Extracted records
— Begin —

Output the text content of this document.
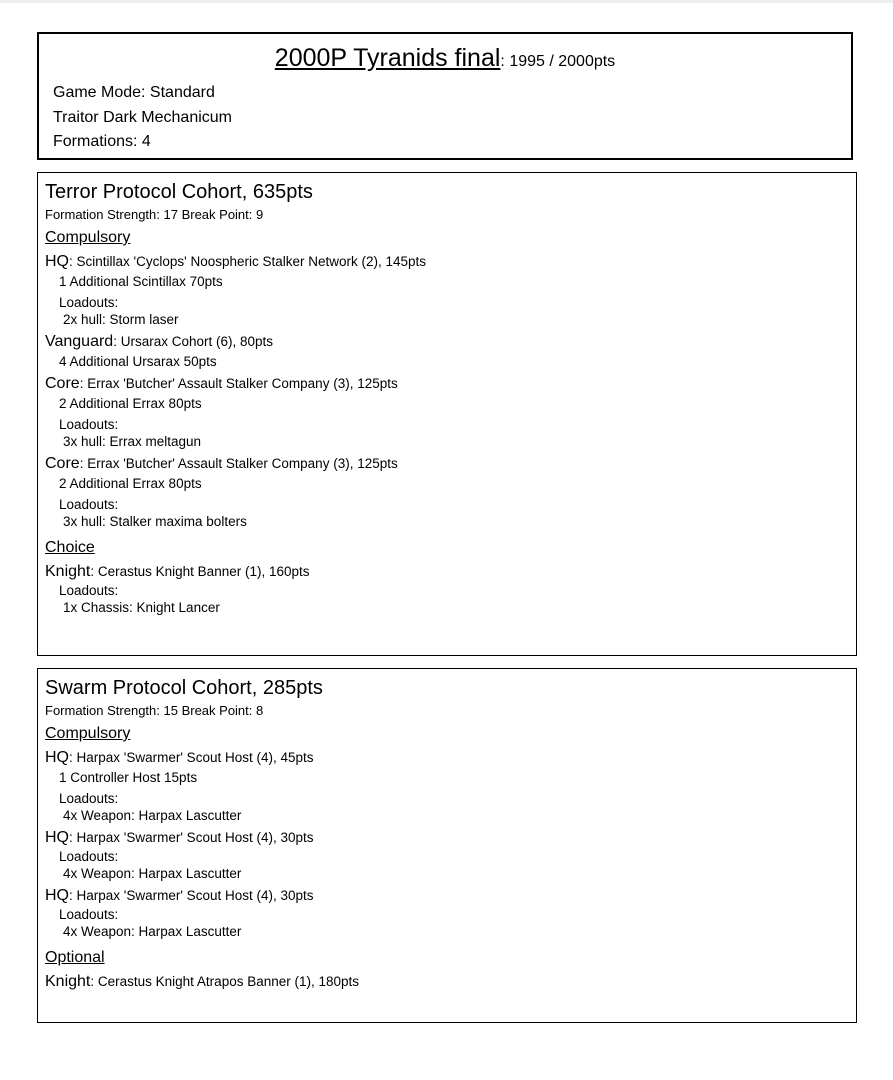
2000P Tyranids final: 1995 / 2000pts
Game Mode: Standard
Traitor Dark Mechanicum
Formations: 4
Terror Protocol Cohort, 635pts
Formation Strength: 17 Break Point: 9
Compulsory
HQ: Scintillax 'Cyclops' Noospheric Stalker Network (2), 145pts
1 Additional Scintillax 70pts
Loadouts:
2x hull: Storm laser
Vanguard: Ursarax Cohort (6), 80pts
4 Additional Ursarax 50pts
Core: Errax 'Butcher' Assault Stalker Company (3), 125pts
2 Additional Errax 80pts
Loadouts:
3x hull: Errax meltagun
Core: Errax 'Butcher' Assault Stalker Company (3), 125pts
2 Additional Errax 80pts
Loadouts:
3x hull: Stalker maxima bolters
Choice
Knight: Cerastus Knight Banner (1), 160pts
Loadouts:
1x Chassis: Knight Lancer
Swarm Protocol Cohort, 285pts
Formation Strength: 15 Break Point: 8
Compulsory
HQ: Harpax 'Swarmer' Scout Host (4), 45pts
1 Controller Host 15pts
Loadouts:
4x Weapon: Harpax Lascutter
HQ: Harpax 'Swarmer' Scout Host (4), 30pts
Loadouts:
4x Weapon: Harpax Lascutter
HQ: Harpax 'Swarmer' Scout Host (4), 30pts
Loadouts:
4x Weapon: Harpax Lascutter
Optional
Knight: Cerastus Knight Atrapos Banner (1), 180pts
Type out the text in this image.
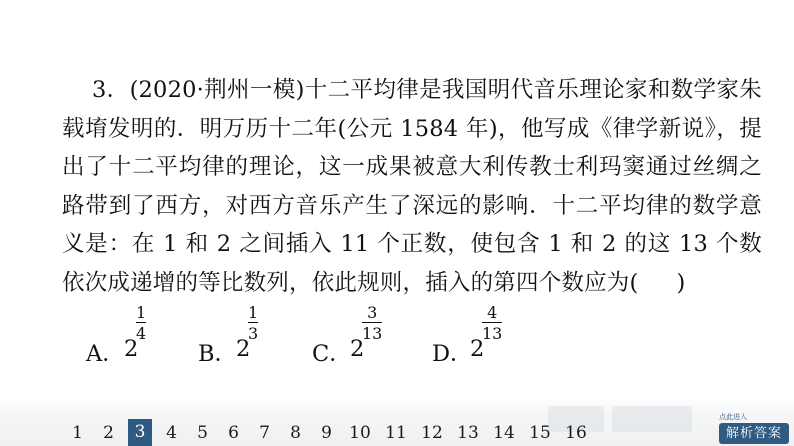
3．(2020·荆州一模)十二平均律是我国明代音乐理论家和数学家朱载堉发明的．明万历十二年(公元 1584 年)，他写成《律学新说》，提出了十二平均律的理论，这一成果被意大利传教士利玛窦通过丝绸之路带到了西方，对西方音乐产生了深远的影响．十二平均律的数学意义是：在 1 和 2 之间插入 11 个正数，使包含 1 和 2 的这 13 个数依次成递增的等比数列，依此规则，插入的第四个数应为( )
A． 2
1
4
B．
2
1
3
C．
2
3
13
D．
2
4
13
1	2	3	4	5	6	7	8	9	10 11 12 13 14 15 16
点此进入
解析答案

— End —

--- Job ---
Beginning with the line that contains "Type out the text in this image.", repeat every remaining line of the data exactly, the last line included, and omit pictures.

--- Answer to the problem ---
Type out the text in this image.
3．(2020·荆州一模)十二平均律是我国明代音乐理论家和数学家朱载堉发明的．明万历十二年(公元 1584 年)，他写成《律学新说》，提出了十二平均律的理论，这一成果被意大利传教士利玛窦通过丝绸之路带到了西方，对西方音乐产生了深远的影响．十二平均律的数学意义是：在 1 和 2 之间插入 11 个正数，使包含 1 和 2 的这 13 个数依次成递增的等比数列，依此规则，插入的第四个数应为( )
A． 2
1
4
B．
2
1
3
C．
2
3
13
D．
2
4
13
1	2	3	4	5	6	7	8	9	10 11 12 13 14 15 16
点此进入
解析答案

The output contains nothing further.